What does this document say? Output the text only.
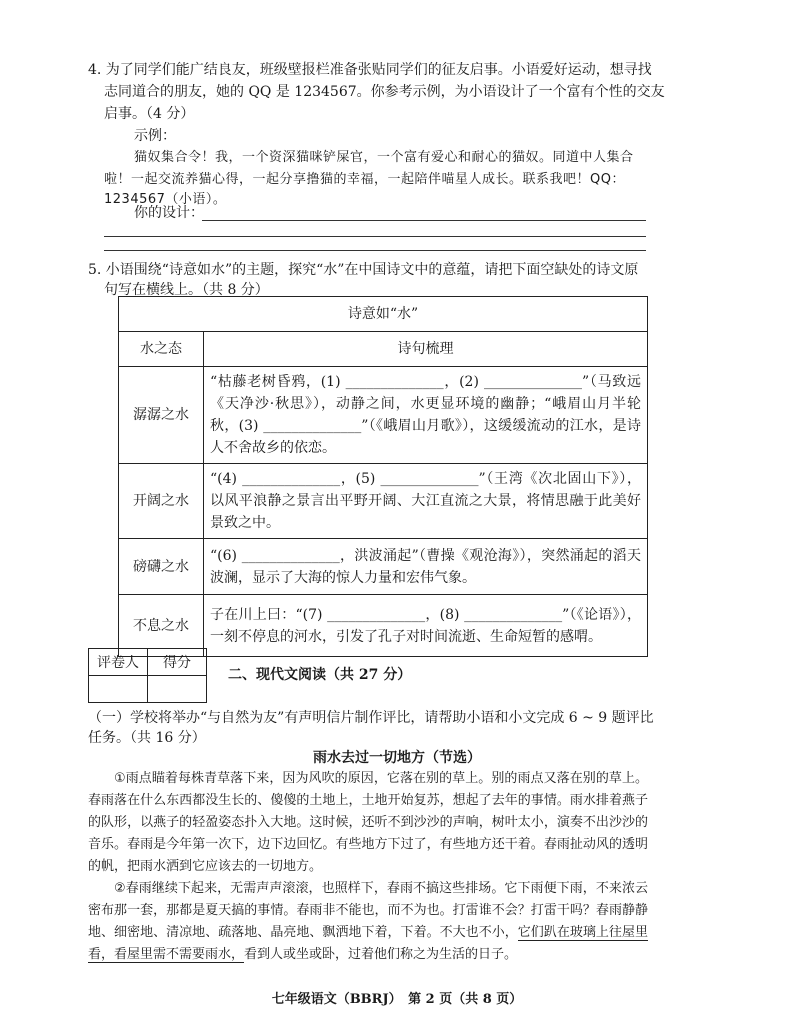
4. 为了同学们能广结良友，班级壁报栏准备张贴同学们的征友启事。小语爱好运动，想寻找
志同道合的朋友，她的 QQ 是 1234567。你参考示例，为小语设计了一个富有个性的交友
启事。（4 分）
示例：
猫奴集合令！我，一个资深猫咪铲屎官，一个富有爱心和耐心的猫奴。同道中人集合
啦！一起交流养猫心得，一起分享撸猫的幸福，一起陪伴喵星人成长。联系我吧！QQ：
1234567（小语）。
你的设计：
5. 小语围绕“诗意如水”的主题，探究“水”在中国诗文中的意蕴，请把下面空缺处的诗文原
句写在横线上。（共 8 分）
诗意如“水”	
水之态	诗句梳理
潺潺之水	“枯藤老树昏鸦，(1) ______________，(2) ______________”（马致远《天净沙·秋思》），动静之间，水更显环境的幽静；“峨眉山月半轮秋，(3) ______________”（《峨眉山月歌》），这缓缓流动的江水，是诗人不舍故乡的依恋。
开阔之水	“(4) ______________，(5) ______________”（王湾《次北固山下》），以风平浪静之景言出平野开阔、大江直流之大景，将情思融于此美好景致之中。
磅礴之水	“(6) ______________，洪波涌起”（曹操《观沧海》），突然涌起的滔天波澜，显示了大海的惊人力量和宏伟气象。
不息之水	子在川上曰：“(7) ______________，(8) ______________”（《论语》），一刻不停息的河水，引发了孔子对时间流逝、生命短暂的感喟。
评卷人	得分

二、现代文阅读（共 27 分）
（一）学校将举办“与自然为友”有声明信片制作评比，请帮助小语和小文完成 6 ~ 9 题评比
任务。（共 16 分）
雨水去过一切地方（节选）
①雨点瞄着每株青草落下来，因为风吹的原因，它落在别的草上。别的雨点又落在别的草上。春雨落在什么东西都没生长的、傻傻的土地上，土地开始复苏，想起了去年的事情。雨水排着燕子的队形，以燕子的轻盈姿态扑入大地。这时候，还听不到沙沙的声响，树叶太小，演奏不出沙沙的音乐。春雨是今年第一次下，边下边回忆。有些地方下过了，有些地方还干着。春雨扯动风的透明的帆，把雨水洒到它应该去的一切地方。
②春雨继续下起来，无需声声滚滚，也照样下，春雨不搞这些排场。它下雨便下雨，不来浓云密布那一套，那都是夏天搞的事情。春雨非不能也，而不为也。打雷谁不会？打雷干吗？春雨静静地、细密地、清凉地、疏落地、晶亮地、飘洒地下着，下着。不大也不小，它们趴在玻璃上往屋里看，看屋里需不需要雨水，看到人或坐或卧，过着他们称之为生活的日子。
七年级语文（BBRJ）　第 2 页（共 8 页）
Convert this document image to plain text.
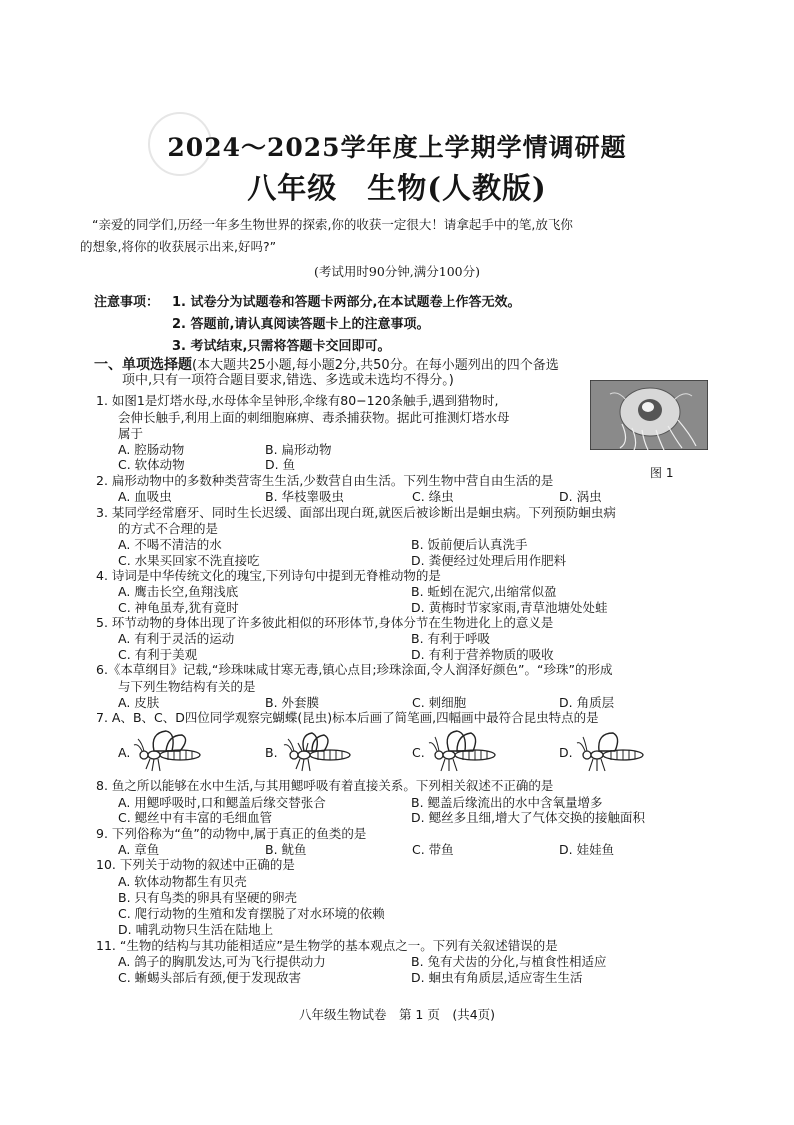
2024～2025学年度上学期学情调研题
八年级　生物(人教版)

“亲爱的同学们,历经一年多生物世界的探索,你的收获一定很大！请拿起手中的笔,放飞你

的想象,将你的收获展示出来,好吗?”

(考试用时90分钟,满分100分)
注意事项： 1. 试卷分为试题卷和答题卡两部分,在本试题卷上作答无效。
2. 答题前,请认真阅读答题卡上的注意事项。
3. 考试结束,只需将答题卡交回即可。
图 1
一、单项选择题(本大题共25小题,每小题2分,共50分。在每小题列出的四个备选
项中,只有一项符合题目要求,错选、多选或未选均不得分。)
1. 如图1是灯塔水母,水母体伞呈钟形,伞缘有80−120条触手,遇到猎物时,
会伸长触手,利用上面的刺细胞麻痹、毒杀捕获物。据此可推测灯塔水母
属于
A. 腔肠动物	B. 扁形动物
C. 软体动物	D. 鱼
2. 扁形动物中的多数种类营寄生生活,少数营自由生活。下列生物中营自由生活的是
A. 血吸虫	B. 华枝睾吸虫	C. 绦虫	D. 涡虫
3. 某同学经常磨牙、同时生长迟缓、面部出现白斑,就医后被诊断出是蛔虫病。下列预防蛔虫病
的方式不合理的是
A. 不喝不清洁的水	B. 饭前便后认真洗手
C. 水果买回家不洗直接吃	D. 粪便经过处理后用作肥料
4. 诗词是中华传统文化的瑰宝,下列诗句中提到无脊椎动物的是
A. 鹰击长空,鱼翔浅底	B. 蚯蚓在泥穴,出缩常似盈
C. 神龟虽寿,犹有竟时	D. 黄梅时节家家雨,青草池塘处处蛙
5. 环节动物的身体出现了许多彼此相似的环形体节,身体分节在生物进化上的意义是
A. 有利于灵活的运动	B. 有利于呼吸
C. 有利于美观	D. 有利于营养物质的吸收
6.《本草纲目》记载,“珍珠味咸甘寒无毒,镇心点目;珍珠涂面,令人润泽好颜色”。“珍珠”的形成
与下列生物结构有关的是
A. 皮肤	B. 外套膜	C. 刺细胞	D. 角质层
7. A、B、C、D四位同学观察完蝴蝶(昆虫)标本后画了简笔画,四幅画中最符合昆虫特点的是
A.	B.	C.	D.
8. 鱼之所以能够在水中生活,与其用鳃呼吸有着直接关系。下列相关叙述不正确的是
A. 用鳃呼吸时,口和鳃盖后缘交替张合	B. 鳃盖后缘流出的水中含氧量增多
C. 鳃丝中有丰富的毛细血管	D. 鳃丝多且细,增大了气体交换的接触面积
9. 下列俗称为“鱼”的动物中,属于真正的鱼类的是
A. 章鱼	B. 鱿鱼	C. 带鱼	D. 娃娃鱼
10. 下列关于动物的叙述中正确的是
A. 软体动物都生有贝壳
B. 只有鸟类的卵具有坚硬的卵壳
C. 爬行动物的生殖和发育摆脱了对水环境的依赖
D. 哺乳动物只生活在陆地上
11. “生物的结构与其功能相适应”是生物学的基本观点之一。下列有关叙述错误的是
A. 鸽子的胸肌发达,可为飞行提供动力	B. 兔有犬齿的分化,与植食性相适应
C. 蜥蜴头部后有颈,便于发现敌害	D. 蛔虫有角质层,适应寄生生活
八年级生物试卷　第 1 页　(共4页)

+===+

**Do this:** Omit the pictures, then quote the rest of the material above exactly.

**Exercise output:**
What does this document say? Output the text only.
4. 为了同学们能广结良友，班级壁报栏准备张贴同学们的征友启事。小语爱好运动，想寻找
志同道合的朋友，她的 QQ 是 1234567。你参考示例，为小语设计了一个富有个性的交友
启事。（4 分）
示例：
猫奴集合令！我，一个资深猫咪铲屎官，一个富有爱心和耐心的猫奴。同道中人集合
啦！一起交流养猫心得，一起分享撸猫的幸福，一起陪伴喵星人成长。联系我吧！QQ：
1234567（小语）。
你的设计：
5. 小语围绕“诗意如水”的主题，探究“水”在中国诗文中的意蕴，请把下面空缺处的诗文原
句写在横线上。（共 8 分）
诗意如“水”	
水之态	诗句梳理
潺潺之水	“枯藤老树昏鸦，(1) ______________，(2) ______________”（马致远《天净沙·秋思》），动静之间，水更显环境的幽静；“峨眉山月半轮秋，(3) ______________”（《峨眉山月歌》），这缓缓流动的江水，是诗人不舍故乡的依恋。
开阔之水	“(4) ______________，(5) ______________”（王湾《次北固山下》），以风平浪静之景言出平野开阔、大江直流之大景，将情思融于此美好景致之中。
磅礴之水	“(6) ______________，洪波涌起”（曹操《观沧海》），突然涌起的滔天波澜，显示了大海的惊人力量和宏伟气象。
不息之水	子在川上曰：“(7) ______________，(8) ______________”（《论语》），一刻不停息的河水，引发了孔子对时间流逝、生命短暂的感喟。
评卷人	得分

二、现代文阅读（共 27 分）
（一）学校将举办“与自然为友”有声明信片制作评比，请帮助小语和小文完成 6 ~ 9 题评比
任务。（共 16 分）
雨水去过一切地方（节选）
①雨点瞄着每株青草落下来，因为风吹的原因，它落在别的草上。别的雨点又落在别的草上。春雨落在什么东西都没生长的、傻傻的土地上，土地开始复苏，想起了去年的事情。雨水排着燕子的队形，以燕子的轻盈姿态扑入大地。这时候，还听不到沙沙的声响，树叶太小，演奏不出沙沙的音乐。春雨是今年第一次下，边下边回忆。有些地方下过了，有些地方还干着。春雨扯动风的透明的帆，把雨水洒到它应该去的一切地方。
②春雨继续下起来，无需声声滚滚，也照样下，春雨不搞这些排场。它下雨便下雨，不来浓云密布那一套，那都是夏天搞的事情。春雨非不能也，而不为也。打雷谁不会？打雷干吗？春雨静静地、细密地、清凉地、疏落地、晶亮地、飘洒地下着，下着。不大也不小，它们趴在玻璃上往屋里看，看屋里需不需要雨水，看到人或坐或卧，过着他们称之为生活的日子。
七年级语文（BBRJ）　第 2 页（共 8 页）
Convert this document image to plain text.
2024～2025学年度上学期学情调研题
八年级　生物(人教版)

“亲爱的同学们,历经一年多生物世界的探索,你的收获一定很大！请拿起手中的笔,放飞你

的想象,将你的收获展示出来,好吗?”

(考试用时90分钟,满分100分)
注意事项： 1. 试卷分为试题卷和答题卡两部分,在本试题卷上作答无效。
2. 答题前,请认真阅读答题卡上的注意事项。
3. 考试结束,只需将答题卡交回即可。
图 1
一、单项选择题(本大题共25小题,每小题2分,共50分。在每小题列出的四个备选
项中,只有一项符合题目要求,错选、多选或未选均不得分。)
1. 如图1是灯塔水母,水母体伞呈钟形,伞缘有80−120条触手,遇到猎物时,
会伸长触手,利用上面的刺细胞麻痹、毒杀捕获物。据此可推测灯塔水母
属于
A. 腔肠动物	B. 扁形动物
C. 软体动物	D. 鱼
2. 扁形动物中的多数种类营寄生生活,少数营自由生活。下列生物中营自由生活的是
A. 血吸虫	B. 华枝睾吸虫	C. 绦虫	D. 涡虫
3. 某同学经常磨牙、同时生长迟缓、面部出现白斑,就医后被诊断出是蛔虫病。下列预防蛔虫病
的方式不合理的是
A. 不喝不清洁的水	B. 饭前便后认真洗手
C. 水果买回家不洗直接吃	D. 粪便经过处理后用作肥料
4. 诗词是中华传统文化的瑰宝,下列诗句中提到无脊椎动物的是
A. 鹰击长空,鱼翔浅底	B. 蚯蚓在泥穴,出缩常似盈
C. 神龟虽寿,犹有竟时	D. 黄梅时节家家雨,青草池塘处处蛙
5. 环节动物的身体出现了许多彼此相似的环形体节,身体分节在生物进化上的意义是
A. 有利于灵活的运动	B. 有利于呼吸
C. 有利于美观	D. 有利于营养物质的吸收
6.《本草纲目》记载,“珍珠味咸甘寒无毒,镇心点目;珍珠涂面,令人润泽好颜色”。“珍珠”的形成
与下列生物结构有关的是
A. 皮肤	B. 外套膜	C. 刺细胞	D. 角质层
7. A、B、C、D四位同学观察完蝴蝶(昆虫)标本后画了简笔画,四幅画中最符合昆虫特点的是
A.	B.	C.	D.
8. 鱼之所以能够在水中生活,与其用鳃呼吸有着直接关系。下列相关叙述不正确的是
A. 用鳃呼吸时,口和鳃盖后缘交替张合	B. 鳃盖后缘流出的水中含氧量增多
C. 鳃丝中有丰富的毛细血管	D. 鳃丝多且细,增大了气体交换的接触面积
9. 下列俗称为“鱼”的动物中,属于真正的鱼类的是
A. 章鱼	B. 鱿鱼	C. 带鱼	D. 娃娃鱼
10. 下列关于动物的叙述中正确的是
A. 软体动物都生有贝壳
B. 只有鸟类的卵具有坚硬的卵壳
C. 爬行动物的生殖和发育摆脱了对水环境的依赖
D. 哺乳动物只生活在陆地上
11. “生物的结构与其功能相适应”是生物学的基本观点之一。下列有关叙述错误的是
A. 鸽子的胸肌发达,可为飞行提供动力	B. 兔有犬齿的分化,与植食性相适应
C. 蜥蜴头部后有颈,便于发现敌害	D. 蛔虫有角质层,适应寄生生活
八年级生物试卷　第 1 页　(共4页)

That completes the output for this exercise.